- **EXERCISE AIM**:
Write the records out again, precisely as they stand.

- **ROWS**:
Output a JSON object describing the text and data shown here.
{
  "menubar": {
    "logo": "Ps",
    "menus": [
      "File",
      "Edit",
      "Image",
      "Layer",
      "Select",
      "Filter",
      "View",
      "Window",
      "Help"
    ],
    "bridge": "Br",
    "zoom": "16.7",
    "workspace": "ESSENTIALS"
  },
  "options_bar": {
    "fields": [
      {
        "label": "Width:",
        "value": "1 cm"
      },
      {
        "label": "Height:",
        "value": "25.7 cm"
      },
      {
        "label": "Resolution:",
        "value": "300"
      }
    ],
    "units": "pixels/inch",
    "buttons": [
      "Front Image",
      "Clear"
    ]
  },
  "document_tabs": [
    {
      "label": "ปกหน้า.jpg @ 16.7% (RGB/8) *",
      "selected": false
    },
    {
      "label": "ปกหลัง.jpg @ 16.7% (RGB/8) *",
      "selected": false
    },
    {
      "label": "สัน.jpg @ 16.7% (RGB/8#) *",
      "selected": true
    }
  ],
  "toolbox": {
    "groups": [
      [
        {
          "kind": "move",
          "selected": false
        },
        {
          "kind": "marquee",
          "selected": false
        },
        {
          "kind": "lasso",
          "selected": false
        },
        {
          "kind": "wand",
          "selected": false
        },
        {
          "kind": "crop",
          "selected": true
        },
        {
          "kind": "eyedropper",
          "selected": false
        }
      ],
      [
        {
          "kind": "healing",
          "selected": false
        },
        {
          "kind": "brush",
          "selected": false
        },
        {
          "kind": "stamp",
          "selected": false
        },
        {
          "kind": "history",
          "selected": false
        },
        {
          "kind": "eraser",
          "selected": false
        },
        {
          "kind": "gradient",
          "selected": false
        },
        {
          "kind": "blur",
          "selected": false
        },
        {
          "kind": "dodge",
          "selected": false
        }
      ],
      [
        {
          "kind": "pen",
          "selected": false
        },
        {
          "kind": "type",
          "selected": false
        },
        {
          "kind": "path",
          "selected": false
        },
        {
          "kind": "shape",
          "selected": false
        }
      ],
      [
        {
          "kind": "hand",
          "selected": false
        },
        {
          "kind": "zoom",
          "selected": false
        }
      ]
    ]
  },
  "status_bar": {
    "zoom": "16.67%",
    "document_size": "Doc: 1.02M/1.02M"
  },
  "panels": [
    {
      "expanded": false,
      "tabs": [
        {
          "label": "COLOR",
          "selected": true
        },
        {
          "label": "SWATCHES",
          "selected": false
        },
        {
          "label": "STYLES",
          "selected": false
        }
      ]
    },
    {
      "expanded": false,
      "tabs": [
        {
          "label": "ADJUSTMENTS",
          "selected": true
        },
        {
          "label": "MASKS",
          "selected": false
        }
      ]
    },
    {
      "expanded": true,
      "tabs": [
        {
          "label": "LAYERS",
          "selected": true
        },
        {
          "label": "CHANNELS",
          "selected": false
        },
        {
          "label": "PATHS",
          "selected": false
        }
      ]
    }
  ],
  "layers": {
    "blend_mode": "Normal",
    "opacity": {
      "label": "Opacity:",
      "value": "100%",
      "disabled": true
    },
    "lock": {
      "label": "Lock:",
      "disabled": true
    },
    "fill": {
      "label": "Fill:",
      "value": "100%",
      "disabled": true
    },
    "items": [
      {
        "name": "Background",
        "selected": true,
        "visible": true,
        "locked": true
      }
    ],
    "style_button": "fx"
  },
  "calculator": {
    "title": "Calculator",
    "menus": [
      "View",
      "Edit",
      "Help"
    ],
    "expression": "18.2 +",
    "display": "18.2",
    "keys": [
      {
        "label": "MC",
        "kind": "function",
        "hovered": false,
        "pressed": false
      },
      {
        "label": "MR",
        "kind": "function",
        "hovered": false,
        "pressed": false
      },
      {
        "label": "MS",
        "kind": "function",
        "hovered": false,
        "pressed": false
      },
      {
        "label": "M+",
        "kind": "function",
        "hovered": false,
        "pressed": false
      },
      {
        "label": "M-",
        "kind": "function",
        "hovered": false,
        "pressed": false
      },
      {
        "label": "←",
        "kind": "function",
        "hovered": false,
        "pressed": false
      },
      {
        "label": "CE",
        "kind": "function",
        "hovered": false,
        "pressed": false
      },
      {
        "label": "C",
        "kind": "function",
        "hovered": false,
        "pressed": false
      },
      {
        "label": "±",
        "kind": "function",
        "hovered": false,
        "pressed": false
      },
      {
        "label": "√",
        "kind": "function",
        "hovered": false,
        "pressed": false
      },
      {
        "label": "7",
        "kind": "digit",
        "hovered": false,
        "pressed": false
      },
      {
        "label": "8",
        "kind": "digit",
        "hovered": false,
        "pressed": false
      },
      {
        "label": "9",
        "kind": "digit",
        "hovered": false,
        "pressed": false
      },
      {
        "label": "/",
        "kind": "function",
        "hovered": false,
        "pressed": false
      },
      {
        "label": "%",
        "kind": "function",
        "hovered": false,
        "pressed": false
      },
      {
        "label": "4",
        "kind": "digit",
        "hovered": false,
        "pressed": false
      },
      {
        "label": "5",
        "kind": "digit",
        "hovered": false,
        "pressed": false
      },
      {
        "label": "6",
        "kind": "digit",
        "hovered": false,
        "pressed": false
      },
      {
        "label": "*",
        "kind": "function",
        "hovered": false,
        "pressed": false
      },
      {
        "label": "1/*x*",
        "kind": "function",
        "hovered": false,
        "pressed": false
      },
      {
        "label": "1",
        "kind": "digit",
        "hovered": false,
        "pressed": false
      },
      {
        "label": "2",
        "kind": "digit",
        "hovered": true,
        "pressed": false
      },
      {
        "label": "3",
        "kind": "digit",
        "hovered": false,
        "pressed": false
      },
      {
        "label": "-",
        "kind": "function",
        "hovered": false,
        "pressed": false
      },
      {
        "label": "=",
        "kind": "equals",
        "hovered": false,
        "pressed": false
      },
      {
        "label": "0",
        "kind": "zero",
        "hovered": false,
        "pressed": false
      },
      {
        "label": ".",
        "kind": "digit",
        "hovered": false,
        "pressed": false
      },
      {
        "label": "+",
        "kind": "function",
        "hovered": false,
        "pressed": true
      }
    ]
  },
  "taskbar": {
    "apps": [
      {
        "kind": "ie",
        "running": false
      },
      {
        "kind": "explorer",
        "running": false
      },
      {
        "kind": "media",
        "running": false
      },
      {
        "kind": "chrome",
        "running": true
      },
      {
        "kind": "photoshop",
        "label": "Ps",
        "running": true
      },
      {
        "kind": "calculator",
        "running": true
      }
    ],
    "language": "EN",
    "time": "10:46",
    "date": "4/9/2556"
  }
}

- **RESULT OF THIS TASK**:
Output a JSON object describing the text and data shown here.
{
  "menubar": {
    "logo": "Ps",
    "menus": [
      "File",
      "Edit",
      "Image",
      "Layer",
      "Select",
      "Filter",
      "View",
      "Window",
      "Help"
    ],
    "bridge": "Br",
    "zoom": "16.7",
    "workspace": "ESSENTIALS"
  },
  "options_bar": {
    "fields": [
      {
        "label": "Width:",
        "value": "1 cm"
      },
      {
        "label": "Height:",
        "value": "25.7 cm"
      },
      {
        "label": "Resolution:",
        "value": "300"
      }
    ],
    "units": "pixels/inch",
    "buttons": [
      "Front Image",
      "Clear"
    ]
  },
  "document_tabs": [
    {
      "label": "ปกหน้า.jpg @ 16.7% (RGB/8) *",
      "selected": false
    },
    {
      "label": "ปกหลัง.jpg @ 16.7% (RGB/8) *",
      "selected": false
    },
    {
      "label": "สัน.jpg @ 16.7% (RGB/8#) *",
      "selected": true
    }
  ],
  "toolbox": {
    "groups": [
      [
        {
          "kind": "move",
          "selected": false
        },
        {
          "kind": "marquee",
          "selected": false
        },
        {
          "kind": "lasso",
          "selected": false
        },
        {
          "kind": "wand",
          "selected": false
        },
        {
          "kind": "crop",
          "selected": true
        },
        {
          "kind": "eyedropper",
          "selected": false
        }
      ],
      [
        {
          "kind": "healing",
          "selected": false
        },
        {
          "kind": "brush",
          "selected": false
        },
        {
          "kind": "stamp",
          "selected": false
        },
        {
          "kind": "history",
          "selected": false
        },
        {
          "kind": "eraser",
          "selected": false
        },
        {
          "kind": "gradient",
          "selected": false
        },
        {
          "kind": "blur",
          "selected": false
        },
        {
          "kind": "dodge",
          "selected": false
        }
      ],
      [
        {
          "kind": "pen",
          "selected": false
        },
        {
          "kind": "type",
          "selected": false
        },
        {
          "kind": "path",
          "selected": false
        },
        {
          "kind": "shape",
          "selected": false
        }
      ],
      [
        {
          "kind": "hand",
          "selected": false
        },
        {
          "kind": "zoom",
          "selected": false
        }
      ]
    ]
  },
  "status_bar": {
    "zoom": "16.67%",
    "document_size": "Doc: 1.02M/1.02M"
  },
  "panels": [
    {
      "expanded": false,
      "tabs": [
        {
          "label": "COLOR",
          "selected": true
        },
        {
          "label": "SWATCHES",
          "selected": false
        },
        {
          "label": "STYLES",
          "selected": false
        }
      ]
    },
    {
      "expanded": false,
      "tabs": [
        {
          "label": "ADJUSTMENTS",
          "selected": true
        },
        {
          "label": "MASKS",
          "selected": false
        }
      ]
    },
    {
      "expanded": true,
      "tabs": [
        {
          "label": "LAYERS",
          "selected": true
        },
        {
          "label": "CHANNELS",
          "selected": false
        },
        {
          "label": "PATHS",
          "selected": false
        }
      ]
    }
  ],
  "layers": {
    "blend_mode": "Normal",
    "opacity": {
      "label": "Opacity:",
      "value": "100%",
      "disabled": true
    },
    "lock": {
      "label": "Lock:",
      "disabled": true
    },
    "fill": {
      "label": "Fill:",
      "value": "100%",
      "disabled": true
    },
    "items": [
      {
        "name": "Background",
        "selected": true,
        "visible": true,
        "locked": true
      }
    ],
    "style_button": "fx"
  },
  "calculator": {
    "title": "Calculator",
    "menus": [
      "View",
      "Edit",
      "Help"
    ],
    "expression": "18.2 +",
    "display": "18.2",
    "keys": [
      {
        "label": "MC",
        "kind": "function",
        "hovered": false,
        "pressed": false
      },
      {
        "label": "MR",
        "kind": "function",
        "hovered": false,
        "pressed": false
      },
      {
        "label": "MS",
        "kind": "function",
        "hovered": false,
        "pressed": false
      },
      {
        "label": "M+",
        "kind": "function",
        "hovered": false,
        "pressed": false
      },
      {
        "label": "M-",
        "kind": "function",
        "hovered": false,
        "pressed": false
      },
      {
        "label": "←",
        "kind": "function",
        "hovered": false,
        "pressed": false
      },
      {
        "label": "CE",
        "kind": "function",
        "hovered": false,
        "pressed": false
      },
      {
        "label": "C",
        "kind": "function",
        "hovered": false,
        "pressed": false
      },
      {
        "label": "±",
        "kind": "function",
        "hovered": false,
        "pressed": false
      },
      {
        "label": "√",
        "kind": "function",
        "hovered": false,
        "pressed": false
      },
      {
        "label": "7",
        "kind": "digit",
        "hovered": false,
        "pressed": false
      },
      {
        "label": "8",
        "kind": "digit",
        "hovered": false,
        "pressed": false
      },
      {
        "label": "9",
        "kind": "digit",
        "hovered": false,
        "pressed": false
      },
      {
        "label": "/",
        "kind": "function",
        "hovered": false,
        "pressed": false
      },
      {
        "label": "%",
        "kind": "function",
        "hovered": false,
        "pressed": false
      },
      {
        "label": "4",
        "kind": "digit",
        "hovered": false,
        "pressed": false
      },
      {
        "label": "5",
        "kind": "digit",
        "hovered": false,
        "pressed": false
      },
      {
        "label": "6",
        "kind": "digit",
        "hovered": false,
        "pressed": false
      },
      {
        "label": "*",
        "kind": "function",
        "hovered": false,
        "pressed": false
      },
      {
        "label": "1/*x*",
        "kind": "function",
        "hovered": false,
        "pressed": false
      },
      {
        "label": "1",
        "kind": "digit",
        "hovered": false,
        "pressed": false
      },
      {
        "label": "2",
        "kind": "digit",
        "hovered": true,
        "pressed": false
      },
      {
        "label": "3",
        "kind": "digit",
        "hovered": false,
        "pressed": false
      },
      {
        "label": "-",
        "kind": "function",
        "hovered": false,
        "pressed": false
      },
      {
        "label": "=",
        "kind": "equals",
        "hovered": false,
        "pressed": false
      },
      {
        "label": "0",
        "kind": "zero",
        "hovered": false,
        "pressed": false
      },
      {
        "label": ".",
        "kind": "digit",
        "hovered": false,
        "pressed": false
      },
      {
        "label": "+",
        "kind": "function",
        "hovered": false,
        "pressed": true
      }
    ]
  },
  "taskbar": {
    "apps": [
      {
        "kind": "ie",
        "running": false
      },
      {
        "kind": "explorer",
        "running": false
      },
      {
        "kind": "media",
        "running": false
      },
      {
        "kind": "chrome",
        "running": true
      },
      {
        "kind": "photoshop",
        "label": "Ps",
        "running": true
      },
      {
        "kind": "calculator",
        "running": true
      }
    ],
    "language": "EN",
    "time": "10:46",
    "date": "4/9/2556"
  }
}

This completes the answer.